• Brief
Return the entries below verbatim. Pictures stay out.

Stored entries
○ ○ ○ ○ ○
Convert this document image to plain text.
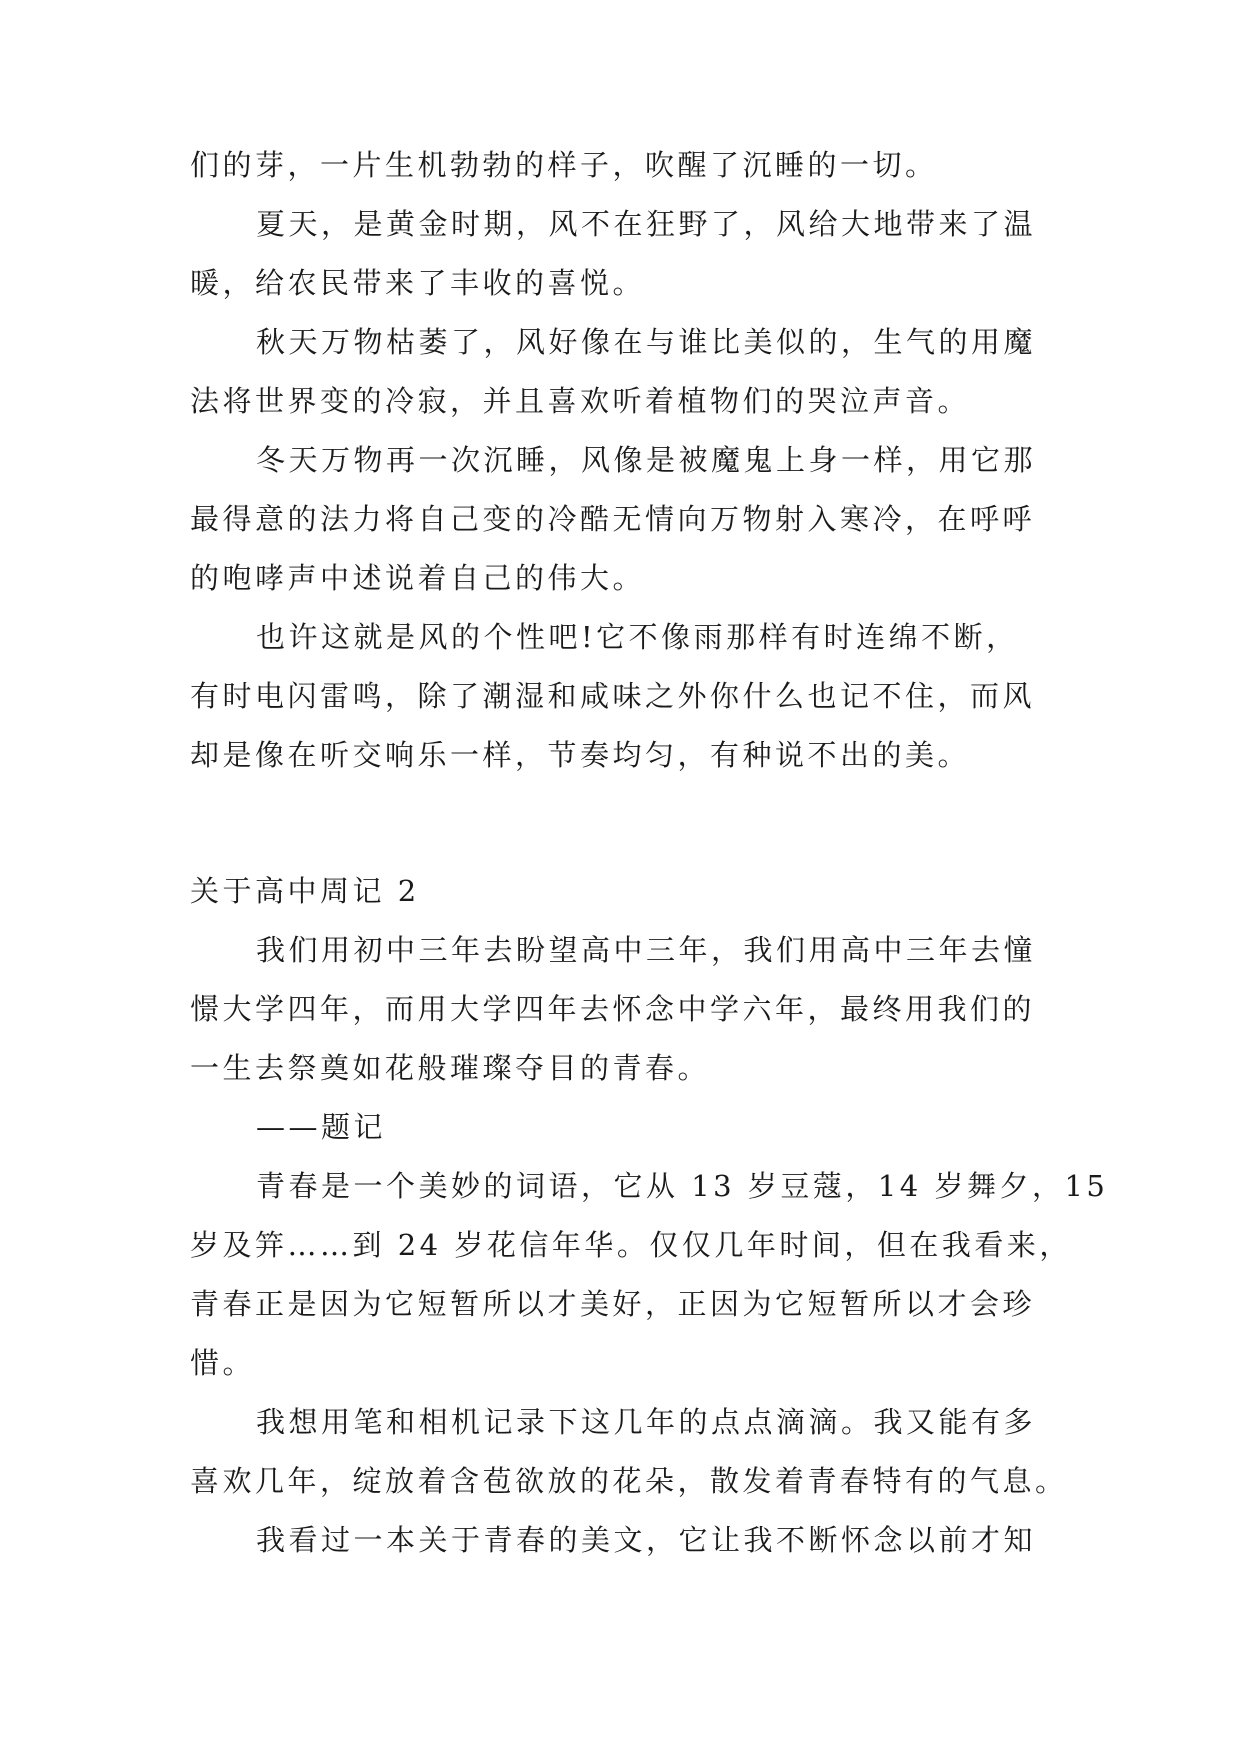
们的芽，一片生机勃勃的样子，吹醒了沉睡的一切。
夏天，是黄金时期，风不在狂野了，风给大地带来了温
暖，给农民带来了丰收的喜悦。
秋天万物枯萎了，风好像在与谁比美似的，生气的用魔
法将世界变的冷寂，并且喜欢听着植物们的哭泣声音。
冬天万物再一次沉睡，风像是被魔鬼上身一样，用它那
最得意的法力将自己变的冷酷无情向万物射入寒冷，在呼呼
的咆哮声中述说着自己的伟大。
也许这就是风的个性吧!它不像雨那样有时连绵不断，
有时电闪雷鸣，除了潮湿和咸味之外你什么也记不住，而风
却是像在听交响乐一样，节奏均匀，有种说不出的美。
关于高中周记 2
我们用初中三年去盼望高中三年，我们用高中三年去憧
憬大学四年，而用大学四年去怀念中学六年，最终用我们的
一生去祭奠如花般璀璨夺目的青春。
——题记
青春是一个美妙的词语，它从 13 岁豆蔻，14 岁舞夕，15
岁及笄……到 24 岁花信年华。仅仅几年时间，但在我看来，
青春正是因为它短暂所以才美好，正因为它短暂所以才会珍
惜。
我想用笔和相机记录下这几年的点点滴滴。我又能有多
喜欢几年，绽放着含苞欲放的花朵，散发着青春特有的气息。
我看过一本关于青春的美文，它让我不断怀念以前才知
○ ○ ○ ○ ○
• Final answer
Convert this document image to plain text.
们的芽，一片生机勃勃的样子，吹醒了沉睡的一切。
夏天，是黄金时期，风不在狂野了，风给大地带来了温
暖，给农民带来了丰收的喜悦。
秋天万物枯萎了，风好像在与谁比美似的，生气的用魔
法将世界变的冷寂，并且喜欢听着植物们的哭泣声音。
冬天万物再一次沉睡，风像是被魔鬼上身一样，用它那
最得意的法力将自己变的冷酷无情向万物射入寒冷，在呼呼
的咆哮声中述说着自己的伟大。
也许这就是风的个性吧!它不像雨那样有时连绵不断，
有时电闪雷鸣，除了潮湿和咸味之外你什么也记不住，而风
却是像在听交响乐一样，节奏均匀，有种说不出的美。
关于高中周记 2
我们用初中三年去盼望高中三年，我们用高中三年去憧
憬大学四年，而用大学四年去怀念中学六年，最终用我们的
一生去祭奠如花般璀璨夺目的青春。
——题记
青春是一个美妙的词语，它从 13 岁豆蔻，14 岁舞夕，15
岁及笄……到 24 岁花信年华。仅仅几年时间，但在我看来，
青春正是因为它短暂所以才美好，正因为它短暂所以才会珍
惜。
我想用笔和相机记录下这几年的点点滴滴。我又能有多
喜欢几年，绽放着含苞欲放的花朵，散发着青春特有的气息。
我看过一本关于青春的美文，它让我不断怀念以前才知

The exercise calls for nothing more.